**The problem**: Your task is to print all of the data word for word.

**Entries supplied**:
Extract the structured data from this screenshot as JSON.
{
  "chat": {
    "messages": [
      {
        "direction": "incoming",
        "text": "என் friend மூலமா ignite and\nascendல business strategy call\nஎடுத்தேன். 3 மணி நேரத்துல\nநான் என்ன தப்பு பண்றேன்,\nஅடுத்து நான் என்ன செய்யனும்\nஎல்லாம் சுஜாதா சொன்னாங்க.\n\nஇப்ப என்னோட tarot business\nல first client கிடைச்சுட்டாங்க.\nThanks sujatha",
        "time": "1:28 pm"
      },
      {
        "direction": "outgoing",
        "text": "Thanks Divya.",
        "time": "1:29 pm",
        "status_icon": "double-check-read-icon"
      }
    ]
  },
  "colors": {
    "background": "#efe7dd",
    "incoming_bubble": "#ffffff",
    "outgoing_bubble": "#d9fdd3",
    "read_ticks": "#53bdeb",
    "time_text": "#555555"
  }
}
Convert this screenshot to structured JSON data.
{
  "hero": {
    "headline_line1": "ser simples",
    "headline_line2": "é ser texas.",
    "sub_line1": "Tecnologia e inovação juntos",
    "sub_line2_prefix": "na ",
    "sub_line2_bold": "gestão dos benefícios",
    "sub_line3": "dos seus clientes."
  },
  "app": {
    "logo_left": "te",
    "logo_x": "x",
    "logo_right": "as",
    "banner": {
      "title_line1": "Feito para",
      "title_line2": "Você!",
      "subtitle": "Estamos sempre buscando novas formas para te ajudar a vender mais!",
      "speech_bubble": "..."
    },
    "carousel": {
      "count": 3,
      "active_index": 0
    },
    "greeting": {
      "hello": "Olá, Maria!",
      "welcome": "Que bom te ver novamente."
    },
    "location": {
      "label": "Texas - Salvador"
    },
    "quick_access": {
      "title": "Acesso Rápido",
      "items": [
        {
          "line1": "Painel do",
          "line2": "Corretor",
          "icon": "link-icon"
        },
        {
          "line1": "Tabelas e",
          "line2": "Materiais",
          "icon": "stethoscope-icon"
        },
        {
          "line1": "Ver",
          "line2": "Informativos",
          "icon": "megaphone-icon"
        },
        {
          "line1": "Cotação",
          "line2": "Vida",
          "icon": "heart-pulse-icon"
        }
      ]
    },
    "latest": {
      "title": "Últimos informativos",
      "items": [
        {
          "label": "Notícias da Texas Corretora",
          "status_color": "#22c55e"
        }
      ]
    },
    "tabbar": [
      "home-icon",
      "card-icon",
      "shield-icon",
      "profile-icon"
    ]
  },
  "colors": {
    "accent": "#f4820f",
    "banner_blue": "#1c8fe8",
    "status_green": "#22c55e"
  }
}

**Result for this exercise**:
Extract the structured data from this screenshot as JSON.
{
  "chat": {
    "messages": [
      {
        "direction": "incoming",
        "text": "என் friend மூலமா ignite and\nascendல business strategy call\nஎடுத்தேன். 3 மணி நேரத்துல\nநான் என்ன தப்பு பண்றேன்,\nஅடுத்து நான் என்ன செய்யனும்\nஎல்லாம் சுஜாதா சொன்னாங்க.\n\nஇப்ப என்னோட tarot business\nல first client கிடைச்சுட்டாங்க.\nThanks sujatha",
        "time": "1:28 pm"
      },
      {
        "direction": "outgoing",
        "text": "Thanks Divya.",
        "time": "1:29 pm",
        "status_icon": "double-check-read-icon"
      }
    ]
  },
  "colors": {
    "background": "#efe7dd",
    "incoming_bubble": "#ffffff",
    "outgoing_bubble": "#d9fdd3",
    "read_ticks": "#53bdeb",
    "time_text": "#555555"
  }
}
Convert this screenshot to structured JSON data.
{
  "hero": {
    "headline_line1": "ser simples",
    "headline_line2": "é ser texas.",
    "sub_line1": "Tecnologia e inovação juntos",
    "sub_line2_prefix": "na ",
    "sub_line2_bold": "gestão dos benefícios",
    "sub_line3": "dos seus clientes."
  },
  "app": {
    "logo_left": "te",
    "logo_x": "x",
    "logo_right": "as",
    "banner": {
      "title_line1": "Feito para",
      "title_line2": "Você!",
      "subtitle": "Estamos sempre buscando novas formas para te ajudar a vender mais!",
      "speech_bubble": "..."
    },
    "carousel": {
      "count": 3,
      "active_index": 0
    },
    "greeting": {
      "hello": "Olá, Maria!",
      "welcome": "Que bom te ver novamente."
    },
    "location": {
      "label": "Texas - Salvador"
    },
    "quick_access": {
      "title": "Acesso Rápido",
      "items": [
        {
          "line1": "Painel do",
          "line2": "Corretor",
          "icon": "link-icon"
        },
        {
          "line1": "Tabelas e",
          "line2": "Materiais",
          "icon": "stethoscope-icon"
        },
        {
          "line1": "Ver",
          "line2": "Informativos",
          "icon": "megaphone-icon"
        },
        {
          "line1": "Cotação",
          "line2": "Vida",
          "icon": "heart-pulse-icon"
        }
      ]
    },
    "latest": {
      "title": "Últimos informativos",
      "items": [
        {
          "label": "Notícias da Texas Corretora",
          "status_color": "#22c55e"
        }
      ]
    },
    "tabbar": [
      "home-icon",
      "card-icon",
      "shield-icon",
      "profile-icon"
    ]
  },
  "colors": {
    "accent": "#f4820f",
    "banner_blue": "#1c8fe8",
    "status_green": "#22c55e"
  }
}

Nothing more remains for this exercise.